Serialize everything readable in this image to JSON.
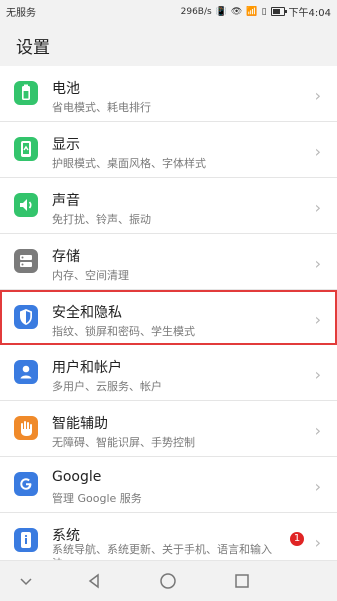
{
  "status": {
    "carrier": "无服务",
    "speed": "296B/s",
    "time": "下午4:04"
  },
  "page": {
    "title": "设置"
  },
  "items": [
    {
      "title": "电池",
      "subtitle": "省电模式、耗电排行",
      "icon": "battery-icon",
      "color": "#33c46c"
    },
    {
      "title": "显示",
      "subtitle": "护眼模式、桌面风格、字体样式",
      "icon": "display-icon",
      "color": "#33c46c"
    },
    {
      "title": "声音",
      "subtitle": "免打扰、铃声、振动",
      "icon": "sound-icon",
      "color": "#33c46c"
    },
    {
      "title": "存储",
      "subtitle": "内存、空间清理",
      "icon": "storage-icon",
      "color": "#7b7b7b"
    },
    {
      "title": "安全和隐私",
      "subtitle": "指纹、锁屏和密码、学生模式",
      "icon": "shield-icon",
      "color": "#3a7be0"
    },
    {
      "title": "用户和帐户",
      "subtitle": "多用户、云服务、帐户",
      "icon": "user-icon",
      "color": "#3a7be0"
    },
    {
      "title": "智能辅助",
      "subtitle": "无障碍、智能识屏、手势控制",
      "icon": "hand-icon",
      "color": "#f08a2a"
    },
    {
      "title": "Google",
      "subtitle": "管理 Google 服务",
      "icon": "google-icon",
      "color": "#3a7be0"
    },
    {
      "title": "系统",
      "subtitle": "系统导航、系统更新、关于手机、语言和输入法",
      "icon": "system-info-icon",
      "color": "#3a7be0",
      "badge": "1"
    }
  ],
  "nav": {
    "buttons": [
      "down-chevron-icon",
      "back-icon",
      "home-icon",
      "recents-icon"
    ]
  }
}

* TASK OBJECTIVE *
Copy each line exactly, and leave the pictures out of your copy.

* TASK SOLUTION *
Serialize everything readable in this image to JSON.
{
  "status": {
    "carrier": "无服务",
    "speed": "296B/s",
    "time": "下午4:04"
  },
  "page": {
    "title": "设置"
  },
  "items": [
    {
      "title": "电池",
      "subtitle": "省电模式、耗电排行",
      "icon": "battery-icon",
      "color": "#33c46c"
    },
    {
      "title": "显示",
      "subtitle": "护眼模式、桌面风格、字体样式",
      "icon": "display-icon",
      "color": "#33c46c"
    },
    {
      "title": "声音",
      "subtitle": "免打扰、铃声、振动",
      "icon": "sound-icon",
      "color": "#33c46c"
    },
    {
      "title": "存储",
      "subtitle": "内存、空间清理",
      "icon": "storage-icon",
      "color": "#7b7b7b"
    },
    {
      "title": "安全和隐私",
      "subtitle": "指纹、锁屏和密码、学生模式",
      "icon": "shield-icon",
      "color": "#3a7be0"
    },
    {
      "title": "用户和帐户",
      "subtitle": "多用户、云服务、帐户",
      "icon": "user-icon",
      "color": "#3a7be0"
    },
    {
      "title": "智能辅助",
      "subtitle": "无障碍、智能识屏、手势控制",
      "icon": "hand-icon",
      "color": "#f08a2a"
    },
    {
      "title": "Google",
      "subtitle": "管理 Google 服务",
      "icon": "google-icon",
      "color": "#3a7be0"
    },
    {
      "title": "系统",
      "subtitle": "系统导航、系统更新、关于手机、语言和输入法",
      "icon": "system-info-icon",
      "color": "#3a7be0",
      "badge": "1"
    }
  ],
  "nav": {
    "buttons": [
      "down-chevron-icon",
      "back-icon",
      "home-icon",
      "recents-icon"
    ]
  }
}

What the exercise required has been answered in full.